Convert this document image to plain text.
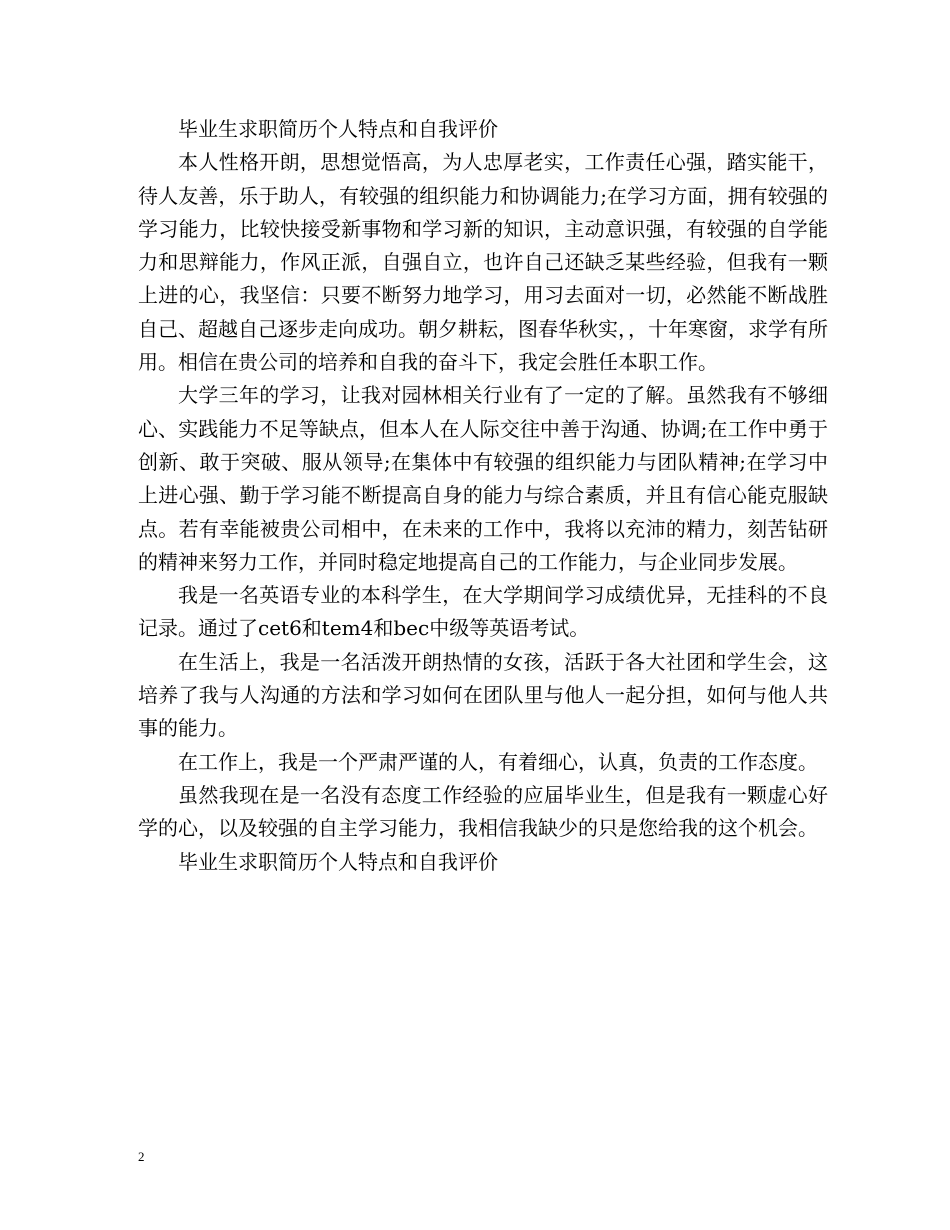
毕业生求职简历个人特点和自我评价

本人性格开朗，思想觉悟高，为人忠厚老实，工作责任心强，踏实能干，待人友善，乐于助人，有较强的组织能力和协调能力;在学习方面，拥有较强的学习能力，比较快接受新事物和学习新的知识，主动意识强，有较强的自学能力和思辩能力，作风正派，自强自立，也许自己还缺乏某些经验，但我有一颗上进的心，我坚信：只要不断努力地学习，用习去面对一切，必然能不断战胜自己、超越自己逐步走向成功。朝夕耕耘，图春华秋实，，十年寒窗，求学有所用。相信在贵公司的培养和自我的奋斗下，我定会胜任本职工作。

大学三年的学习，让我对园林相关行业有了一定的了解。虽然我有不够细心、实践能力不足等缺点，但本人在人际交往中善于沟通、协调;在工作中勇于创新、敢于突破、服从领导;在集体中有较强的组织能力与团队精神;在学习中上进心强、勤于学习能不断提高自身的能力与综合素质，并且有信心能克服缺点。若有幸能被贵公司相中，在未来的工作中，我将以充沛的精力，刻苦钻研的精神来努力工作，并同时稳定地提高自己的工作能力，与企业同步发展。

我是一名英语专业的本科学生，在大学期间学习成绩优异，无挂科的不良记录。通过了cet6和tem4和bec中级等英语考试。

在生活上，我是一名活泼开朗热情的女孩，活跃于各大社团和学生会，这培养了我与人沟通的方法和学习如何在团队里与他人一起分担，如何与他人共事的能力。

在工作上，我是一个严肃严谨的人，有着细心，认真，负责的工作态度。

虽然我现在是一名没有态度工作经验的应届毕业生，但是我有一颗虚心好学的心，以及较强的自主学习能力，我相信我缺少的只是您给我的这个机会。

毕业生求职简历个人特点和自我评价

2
...
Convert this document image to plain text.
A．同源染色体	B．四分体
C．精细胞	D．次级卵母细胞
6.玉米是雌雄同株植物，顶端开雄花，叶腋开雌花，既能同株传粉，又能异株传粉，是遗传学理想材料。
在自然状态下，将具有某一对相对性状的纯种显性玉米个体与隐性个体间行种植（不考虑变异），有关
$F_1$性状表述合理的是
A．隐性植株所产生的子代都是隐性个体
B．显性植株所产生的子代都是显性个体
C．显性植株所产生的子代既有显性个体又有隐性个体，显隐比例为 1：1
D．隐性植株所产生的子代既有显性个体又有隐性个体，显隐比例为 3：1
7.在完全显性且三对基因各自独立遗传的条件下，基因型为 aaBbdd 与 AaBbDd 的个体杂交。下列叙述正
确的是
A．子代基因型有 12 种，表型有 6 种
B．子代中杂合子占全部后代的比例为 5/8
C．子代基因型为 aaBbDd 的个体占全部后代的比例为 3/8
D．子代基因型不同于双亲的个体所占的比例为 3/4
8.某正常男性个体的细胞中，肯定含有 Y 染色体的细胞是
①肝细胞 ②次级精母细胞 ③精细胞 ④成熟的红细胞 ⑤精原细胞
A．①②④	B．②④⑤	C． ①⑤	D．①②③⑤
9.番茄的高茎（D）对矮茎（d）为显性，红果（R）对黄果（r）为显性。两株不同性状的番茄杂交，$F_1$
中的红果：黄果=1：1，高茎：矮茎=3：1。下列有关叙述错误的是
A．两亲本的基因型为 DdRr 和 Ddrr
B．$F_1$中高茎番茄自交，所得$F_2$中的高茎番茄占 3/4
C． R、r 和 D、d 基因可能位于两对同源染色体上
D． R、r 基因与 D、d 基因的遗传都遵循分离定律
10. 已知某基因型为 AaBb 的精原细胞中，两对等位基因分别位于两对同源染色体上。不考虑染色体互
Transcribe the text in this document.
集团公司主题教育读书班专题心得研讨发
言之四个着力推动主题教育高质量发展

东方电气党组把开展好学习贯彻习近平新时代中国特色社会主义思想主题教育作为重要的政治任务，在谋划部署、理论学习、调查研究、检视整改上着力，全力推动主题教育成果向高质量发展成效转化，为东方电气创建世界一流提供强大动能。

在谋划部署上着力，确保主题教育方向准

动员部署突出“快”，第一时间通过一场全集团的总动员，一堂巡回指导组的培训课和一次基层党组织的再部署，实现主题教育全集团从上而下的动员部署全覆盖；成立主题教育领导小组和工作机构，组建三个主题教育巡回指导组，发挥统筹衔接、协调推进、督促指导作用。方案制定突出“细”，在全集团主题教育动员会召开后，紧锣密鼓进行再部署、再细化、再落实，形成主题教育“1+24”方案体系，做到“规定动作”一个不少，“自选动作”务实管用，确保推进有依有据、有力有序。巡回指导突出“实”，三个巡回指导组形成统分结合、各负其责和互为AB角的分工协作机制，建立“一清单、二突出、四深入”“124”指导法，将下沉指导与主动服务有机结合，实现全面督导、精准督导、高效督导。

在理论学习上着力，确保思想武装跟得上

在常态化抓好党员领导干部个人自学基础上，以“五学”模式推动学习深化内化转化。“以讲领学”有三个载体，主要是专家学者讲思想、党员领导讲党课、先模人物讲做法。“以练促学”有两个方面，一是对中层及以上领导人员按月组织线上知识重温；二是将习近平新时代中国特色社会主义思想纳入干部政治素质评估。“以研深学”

● **TASK GOAL**
Where a line contains "显隐比例为", copy that line.

● **THE SOLUTION**
C．显性植株所产生的子代既有显性个体又有隐性个体，显隐比例为 1：1
D．隐性植株所产生的子代既有显性个体又有隐性个体，显隐比例为 3：1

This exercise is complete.